Return the rows from the start through the line containing "campaign-card-discovery[interactable]: Discovery Run", both included, copying each line unchanged.

§ Recorded data
= = =

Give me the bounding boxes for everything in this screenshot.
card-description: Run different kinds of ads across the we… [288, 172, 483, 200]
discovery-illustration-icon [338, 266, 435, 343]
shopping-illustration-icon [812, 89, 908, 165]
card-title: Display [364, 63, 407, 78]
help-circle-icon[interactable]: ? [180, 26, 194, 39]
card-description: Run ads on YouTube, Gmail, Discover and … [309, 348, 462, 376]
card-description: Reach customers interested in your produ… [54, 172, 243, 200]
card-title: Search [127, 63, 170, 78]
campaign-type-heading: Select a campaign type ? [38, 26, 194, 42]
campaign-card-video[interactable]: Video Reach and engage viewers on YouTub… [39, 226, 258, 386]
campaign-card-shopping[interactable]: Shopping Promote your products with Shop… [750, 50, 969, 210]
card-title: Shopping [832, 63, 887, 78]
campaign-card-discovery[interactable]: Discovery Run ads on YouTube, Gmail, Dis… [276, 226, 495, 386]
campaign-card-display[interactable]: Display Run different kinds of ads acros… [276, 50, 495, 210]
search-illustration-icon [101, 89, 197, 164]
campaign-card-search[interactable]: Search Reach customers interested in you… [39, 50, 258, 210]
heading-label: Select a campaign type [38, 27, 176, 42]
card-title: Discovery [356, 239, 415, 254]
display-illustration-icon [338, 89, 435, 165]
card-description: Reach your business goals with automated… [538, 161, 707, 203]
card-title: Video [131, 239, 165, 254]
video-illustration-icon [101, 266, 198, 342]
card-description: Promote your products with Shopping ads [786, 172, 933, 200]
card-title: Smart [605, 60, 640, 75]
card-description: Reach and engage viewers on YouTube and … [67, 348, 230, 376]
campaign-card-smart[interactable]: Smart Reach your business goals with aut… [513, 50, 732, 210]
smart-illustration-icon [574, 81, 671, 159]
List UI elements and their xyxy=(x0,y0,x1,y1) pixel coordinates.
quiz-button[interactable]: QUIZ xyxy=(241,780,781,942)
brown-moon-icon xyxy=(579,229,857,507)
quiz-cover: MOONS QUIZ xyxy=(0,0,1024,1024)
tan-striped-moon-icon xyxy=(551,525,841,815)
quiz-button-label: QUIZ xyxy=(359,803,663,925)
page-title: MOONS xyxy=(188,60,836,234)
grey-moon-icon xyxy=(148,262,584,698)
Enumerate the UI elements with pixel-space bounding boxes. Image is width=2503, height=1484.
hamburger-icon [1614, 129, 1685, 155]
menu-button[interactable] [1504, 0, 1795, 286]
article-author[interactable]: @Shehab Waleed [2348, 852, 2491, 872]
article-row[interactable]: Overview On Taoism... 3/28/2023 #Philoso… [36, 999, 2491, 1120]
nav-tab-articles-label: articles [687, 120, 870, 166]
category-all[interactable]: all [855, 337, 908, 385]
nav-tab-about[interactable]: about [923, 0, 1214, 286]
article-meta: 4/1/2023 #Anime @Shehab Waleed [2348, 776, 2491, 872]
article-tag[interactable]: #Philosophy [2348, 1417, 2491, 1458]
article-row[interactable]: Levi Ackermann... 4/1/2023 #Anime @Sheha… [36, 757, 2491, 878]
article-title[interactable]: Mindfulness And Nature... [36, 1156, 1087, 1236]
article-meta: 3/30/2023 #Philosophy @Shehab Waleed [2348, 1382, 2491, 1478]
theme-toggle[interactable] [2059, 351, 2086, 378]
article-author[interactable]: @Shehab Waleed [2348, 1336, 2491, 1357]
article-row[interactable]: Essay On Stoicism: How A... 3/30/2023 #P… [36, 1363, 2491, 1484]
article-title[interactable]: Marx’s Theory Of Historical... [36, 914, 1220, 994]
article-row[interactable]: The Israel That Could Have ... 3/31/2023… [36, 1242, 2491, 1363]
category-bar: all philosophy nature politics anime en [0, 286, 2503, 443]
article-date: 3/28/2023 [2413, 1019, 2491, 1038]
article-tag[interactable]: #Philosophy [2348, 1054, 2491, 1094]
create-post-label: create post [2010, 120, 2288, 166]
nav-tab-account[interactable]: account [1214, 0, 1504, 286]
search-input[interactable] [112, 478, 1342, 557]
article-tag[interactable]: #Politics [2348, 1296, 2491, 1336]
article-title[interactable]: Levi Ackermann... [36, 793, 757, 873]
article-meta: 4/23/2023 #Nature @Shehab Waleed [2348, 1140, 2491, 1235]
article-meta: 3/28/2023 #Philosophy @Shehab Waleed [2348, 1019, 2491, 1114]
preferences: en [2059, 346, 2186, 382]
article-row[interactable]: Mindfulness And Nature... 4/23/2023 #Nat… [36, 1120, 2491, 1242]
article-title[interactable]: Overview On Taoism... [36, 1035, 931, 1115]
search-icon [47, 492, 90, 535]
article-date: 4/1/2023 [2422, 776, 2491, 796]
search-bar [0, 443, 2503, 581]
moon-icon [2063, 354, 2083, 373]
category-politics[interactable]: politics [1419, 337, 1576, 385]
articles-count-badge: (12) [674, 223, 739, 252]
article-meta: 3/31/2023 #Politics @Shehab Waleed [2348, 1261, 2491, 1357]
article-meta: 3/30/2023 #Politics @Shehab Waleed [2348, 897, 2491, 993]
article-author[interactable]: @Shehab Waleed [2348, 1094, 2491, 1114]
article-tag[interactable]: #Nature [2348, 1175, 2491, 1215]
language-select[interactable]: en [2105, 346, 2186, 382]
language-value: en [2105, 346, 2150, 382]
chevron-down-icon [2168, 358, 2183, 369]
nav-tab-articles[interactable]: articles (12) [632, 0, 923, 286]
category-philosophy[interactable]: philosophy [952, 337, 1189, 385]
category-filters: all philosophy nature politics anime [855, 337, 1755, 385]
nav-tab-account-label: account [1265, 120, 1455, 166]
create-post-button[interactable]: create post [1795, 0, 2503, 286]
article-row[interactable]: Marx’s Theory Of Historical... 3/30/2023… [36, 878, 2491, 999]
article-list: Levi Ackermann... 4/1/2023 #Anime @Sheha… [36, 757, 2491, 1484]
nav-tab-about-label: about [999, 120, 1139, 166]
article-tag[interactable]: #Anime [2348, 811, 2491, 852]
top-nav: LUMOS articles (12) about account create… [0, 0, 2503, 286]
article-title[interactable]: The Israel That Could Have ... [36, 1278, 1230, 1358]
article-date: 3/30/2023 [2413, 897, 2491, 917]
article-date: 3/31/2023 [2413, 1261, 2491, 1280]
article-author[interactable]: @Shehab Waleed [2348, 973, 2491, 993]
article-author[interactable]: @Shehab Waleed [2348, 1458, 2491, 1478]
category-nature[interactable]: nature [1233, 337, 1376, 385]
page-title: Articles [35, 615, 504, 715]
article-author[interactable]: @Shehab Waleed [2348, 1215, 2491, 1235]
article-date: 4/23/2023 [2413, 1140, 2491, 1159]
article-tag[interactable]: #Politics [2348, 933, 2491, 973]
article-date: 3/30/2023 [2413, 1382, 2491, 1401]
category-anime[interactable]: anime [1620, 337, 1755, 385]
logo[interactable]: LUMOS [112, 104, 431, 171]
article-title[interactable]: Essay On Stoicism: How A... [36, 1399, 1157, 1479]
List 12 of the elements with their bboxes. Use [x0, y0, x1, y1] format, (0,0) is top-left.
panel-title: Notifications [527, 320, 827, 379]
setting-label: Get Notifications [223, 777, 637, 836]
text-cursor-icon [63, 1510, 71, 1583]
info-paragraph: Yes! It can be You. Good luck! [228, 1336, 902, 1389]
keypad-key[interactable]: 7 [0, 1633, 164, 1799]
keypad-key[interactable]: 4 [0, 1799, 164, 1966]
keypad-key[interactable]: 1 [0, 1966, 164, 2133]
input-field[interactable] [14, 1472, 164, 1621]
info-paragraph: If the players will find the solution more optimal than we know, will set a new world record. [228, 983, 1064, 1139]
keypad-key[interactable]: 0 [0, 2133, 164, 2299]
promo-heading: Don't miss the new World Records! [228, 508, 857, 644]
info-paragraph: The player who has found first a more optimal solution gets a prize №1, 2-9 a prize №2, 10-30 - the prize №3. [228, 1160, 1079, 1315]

= = =

§ Solved exercise
Give me the bounding boxes for everything in this screenshot.
card-description: Run different kinds of ads across the we… [288, 172, 483, 200]
discovery-illustration-icon [338, 266, 435, 343]
shopping-illustration-icon [812, 89, 908, 165]
card-title: Display [364, 63, 407, 78]
help-circle-icon[interactable]: ? [180, 26, 194, 39]
card-description: Run ads on YouTube, Gmail, Discover and … [309, 348, 462, 376]
card-description: Reach customers interested in your produ… [54, 172, 243, 200]
card-title: Search [127, 63, 170, 78]
campaign-type-heading: Select a campaign type ? [38, 26, 194, 42]
campaign-card-video[interactable]: Video Reach and engage viewers on YouTub… [39, 226, 258, 386]
campaign-card-shopping[interactable]: Shopping Promote your products with Shop… [750, 50, 969, 210]
card-title: Shopping [832, 63, 887, 78]
campaign-card-discovery[interactable]: Discovery Run ads on YouTube, Gmail, Dis… [276, 226, 495, 386]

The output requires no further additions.